Stored records
******

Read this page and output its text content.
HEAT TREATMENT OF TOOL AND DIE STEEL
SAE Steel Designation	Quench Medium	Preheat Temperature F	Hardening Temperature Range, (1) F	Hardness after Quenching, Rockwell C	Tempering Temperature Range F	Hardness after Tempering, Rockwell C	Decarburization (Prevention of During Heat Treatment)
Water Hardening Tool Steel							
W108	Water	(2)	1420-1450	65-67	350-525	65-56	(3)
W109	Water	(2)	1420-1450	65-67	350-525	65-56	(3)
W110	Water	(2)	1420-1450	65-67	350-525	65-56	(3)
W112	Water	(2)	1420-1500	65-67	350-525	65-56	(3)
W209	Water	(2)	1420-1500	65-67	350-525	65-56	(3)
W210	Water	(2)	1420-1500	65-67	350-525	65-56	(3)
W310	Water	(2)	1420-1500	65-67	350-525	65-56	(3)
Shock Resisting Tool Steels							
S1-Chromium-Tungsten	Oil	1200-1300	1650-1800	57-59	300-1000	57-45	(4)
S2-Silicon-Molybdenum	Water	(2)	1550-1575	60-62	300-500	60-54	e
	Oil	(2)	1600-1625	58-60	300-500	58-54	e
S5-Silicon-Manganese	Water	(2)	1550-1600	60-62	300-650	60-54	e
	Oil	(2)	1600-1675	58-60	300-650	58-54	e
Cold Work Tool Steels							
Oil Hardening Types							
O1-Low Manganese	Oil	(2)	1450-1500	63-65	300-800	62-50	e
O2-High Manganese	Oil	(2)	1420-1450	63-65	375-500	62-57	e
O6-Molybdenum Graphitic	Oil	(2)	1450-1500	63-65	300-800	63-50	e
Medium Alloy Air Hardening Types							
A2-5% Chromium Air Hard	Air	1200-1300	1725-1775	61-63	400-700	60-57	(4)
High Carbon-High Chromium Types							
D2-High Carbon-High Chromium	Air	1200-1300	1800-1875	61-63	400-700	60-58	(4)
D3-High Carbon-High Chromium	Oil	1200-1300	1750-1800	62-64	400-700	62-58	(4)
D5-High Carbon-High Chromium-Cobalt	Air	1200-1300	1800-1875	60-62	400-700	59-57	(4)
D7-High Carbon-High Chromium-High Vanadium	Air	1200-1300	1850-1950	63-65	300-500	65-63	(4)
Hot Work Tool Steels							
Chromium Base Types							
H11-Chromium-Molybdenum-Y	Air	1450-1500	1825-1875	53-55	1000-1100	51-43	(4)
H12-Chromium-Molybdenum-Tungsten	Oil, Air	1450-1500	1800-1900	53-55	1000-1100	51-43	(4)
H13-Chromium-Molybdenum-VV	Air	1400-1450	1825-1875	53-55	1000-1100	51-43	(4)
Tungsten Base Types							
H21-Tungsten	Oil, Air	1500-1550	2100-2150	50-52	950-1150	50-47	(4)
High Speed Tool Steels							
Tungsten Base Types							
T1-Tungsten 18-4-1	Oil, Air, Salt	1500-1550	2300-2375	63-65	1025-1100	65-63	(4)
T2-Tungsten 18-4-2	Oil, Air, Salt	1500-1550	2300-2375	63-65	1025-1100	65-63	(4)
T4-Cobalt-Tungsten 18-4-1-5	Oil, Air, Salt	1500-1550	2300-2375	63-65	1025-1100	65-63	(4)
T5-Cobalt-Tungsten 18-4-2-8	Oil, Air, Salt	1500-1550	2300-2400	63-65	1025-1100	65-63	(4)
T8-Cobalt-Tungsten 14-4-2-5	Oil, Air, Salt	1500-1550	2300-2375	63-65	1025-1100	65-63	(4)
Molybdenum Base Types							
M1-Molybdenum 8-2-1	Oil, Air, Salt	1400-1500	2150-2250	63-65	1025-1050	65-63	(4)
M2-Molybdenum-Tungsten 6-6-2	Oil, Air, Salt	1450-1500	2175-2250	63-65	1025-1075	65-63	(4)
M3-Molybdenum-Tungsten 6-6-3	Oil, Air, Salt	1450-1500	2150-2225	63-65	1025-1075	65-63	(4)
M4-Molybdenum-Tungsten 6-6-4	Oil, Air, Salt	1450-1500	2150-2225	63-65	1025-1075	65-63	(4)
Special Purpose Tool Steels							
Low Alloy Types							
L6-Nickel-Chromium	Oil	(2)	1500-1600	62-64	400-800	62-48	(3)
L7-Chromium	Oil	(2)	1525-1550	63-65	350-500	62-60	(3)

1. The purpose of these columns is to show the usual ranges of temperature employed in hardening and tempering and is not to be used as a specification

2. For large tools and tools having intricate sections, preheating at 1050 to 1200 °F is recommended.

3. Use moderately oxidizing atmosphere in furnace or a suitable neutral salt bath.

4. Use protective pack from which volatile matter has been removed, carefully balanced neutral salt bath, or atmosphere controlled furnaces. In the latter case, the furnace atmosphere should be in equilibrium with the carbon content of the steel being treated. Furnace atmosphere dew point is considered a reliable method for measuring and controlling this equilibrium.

******

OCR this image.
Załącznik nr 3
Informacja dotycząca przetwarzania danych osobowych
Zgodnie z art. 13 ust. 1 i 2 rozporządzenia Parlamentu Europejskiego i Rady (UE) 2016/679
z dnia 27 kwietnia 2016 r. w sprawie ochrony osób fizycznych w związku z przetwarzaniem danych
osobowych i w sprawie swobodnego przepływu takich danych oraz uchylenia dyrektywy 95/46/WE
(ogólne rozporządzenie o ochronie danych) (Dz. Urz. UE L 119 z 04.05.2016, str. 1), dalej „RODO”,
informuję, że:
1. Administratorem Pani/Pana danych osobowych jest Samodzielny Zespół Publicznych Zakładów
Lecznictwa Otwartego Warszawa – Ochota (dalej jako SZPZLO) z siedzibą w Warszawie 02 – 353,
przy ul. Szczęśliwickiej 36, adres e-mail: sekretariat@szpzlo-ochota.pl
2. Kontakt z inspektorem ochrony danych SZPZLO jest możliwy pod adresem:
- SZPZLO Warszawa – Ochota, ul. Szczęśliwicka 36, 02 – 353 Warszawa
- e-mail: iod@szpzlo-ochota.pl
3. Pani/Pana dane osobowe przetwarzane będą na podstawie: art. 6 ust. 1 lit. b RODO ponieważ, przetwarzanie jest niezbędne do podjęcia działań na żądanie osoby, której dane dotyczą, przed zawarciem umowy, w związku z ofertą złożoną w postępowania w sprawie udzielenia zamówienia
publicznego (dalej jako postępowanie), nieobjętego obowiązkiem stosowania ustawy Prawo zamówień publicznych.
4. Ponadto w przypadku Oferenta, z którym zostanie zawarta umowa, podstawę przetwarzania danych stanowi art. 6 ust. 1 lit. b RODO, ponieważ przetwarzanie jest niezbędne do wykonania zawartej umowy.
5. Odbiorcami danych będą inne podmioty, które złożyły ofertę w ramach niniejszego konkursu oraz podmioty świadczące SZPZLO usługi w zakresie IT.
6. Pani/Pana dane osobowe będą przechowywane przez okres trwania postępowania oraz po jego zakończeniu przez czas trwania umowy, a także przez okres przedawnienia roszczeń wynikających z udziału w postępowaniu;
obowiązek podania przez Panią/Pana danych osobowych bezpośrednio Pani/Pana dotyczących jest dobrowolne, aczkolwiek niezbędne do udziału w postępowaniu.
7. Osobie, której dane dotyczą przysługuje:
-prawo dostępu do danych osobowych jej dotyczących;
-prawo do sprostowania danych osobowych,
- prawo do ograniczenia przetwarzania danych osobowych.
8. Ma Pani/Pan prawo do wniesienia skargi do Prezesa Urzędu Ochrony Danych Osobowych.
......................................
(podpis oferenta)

******

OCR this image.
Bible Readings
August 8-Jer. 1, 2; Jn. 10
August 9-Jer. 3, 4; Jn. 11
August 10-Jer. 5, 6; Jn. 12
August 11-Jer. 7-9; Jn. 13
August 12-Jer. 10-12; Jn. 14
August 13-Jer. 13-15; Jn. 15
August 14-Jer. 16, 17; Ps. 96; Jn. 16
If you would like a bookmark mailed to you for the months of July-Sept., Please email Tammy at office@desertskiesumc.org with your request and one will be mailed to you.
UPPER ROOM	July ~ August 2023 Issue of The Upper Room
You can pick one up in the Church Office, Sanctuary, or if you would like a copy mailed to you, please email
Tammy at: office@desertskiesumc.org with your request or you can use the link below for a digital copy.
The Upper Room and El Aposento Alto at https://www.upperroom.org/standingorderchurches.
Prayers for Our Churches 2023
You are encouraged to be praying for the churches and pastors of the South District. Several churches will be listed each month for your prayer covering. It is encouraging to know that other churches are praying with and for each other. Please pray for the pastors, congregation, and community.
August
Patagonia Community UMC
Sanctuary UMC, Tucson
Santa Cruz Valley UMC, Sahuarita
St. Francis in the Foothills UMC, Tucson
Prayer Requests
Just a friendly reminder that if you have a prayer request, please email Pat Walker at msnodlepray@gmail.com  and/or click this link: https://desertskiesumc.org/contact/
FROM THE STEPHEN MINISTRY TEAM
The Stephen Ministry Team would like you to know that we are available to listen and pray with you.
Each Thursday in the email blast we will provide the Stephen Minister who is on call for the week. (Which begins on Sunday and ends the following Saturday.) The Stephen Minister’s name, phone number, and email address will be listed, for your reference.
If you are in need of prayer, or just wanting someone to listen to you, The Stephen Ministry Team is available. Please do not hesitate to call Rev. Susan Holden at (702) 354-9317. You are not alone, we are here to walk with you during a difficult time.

******

Work required:
Search the data for "this". Copy every line that has it.

Worked solution:
Read this page and output its text content.
4. Use protective pack from which volatile matter has been removed, carefully balanced neutral salt bath, or atmosphere controlled furnaces. In the latter case, the furnace atmosphere should be in equilibrium with the carbon content of the steel being treated. Furnace atmosphere dew point is considered a reliable method for measuring and controlling this equilibrium.
OCR this image.
OCR this image.
Just a friendly reminder that if you have a prayer request, please email Pat Walker at msnodlepray@gmail.com  and/or click this link: https://desertskiesumc.org/contact/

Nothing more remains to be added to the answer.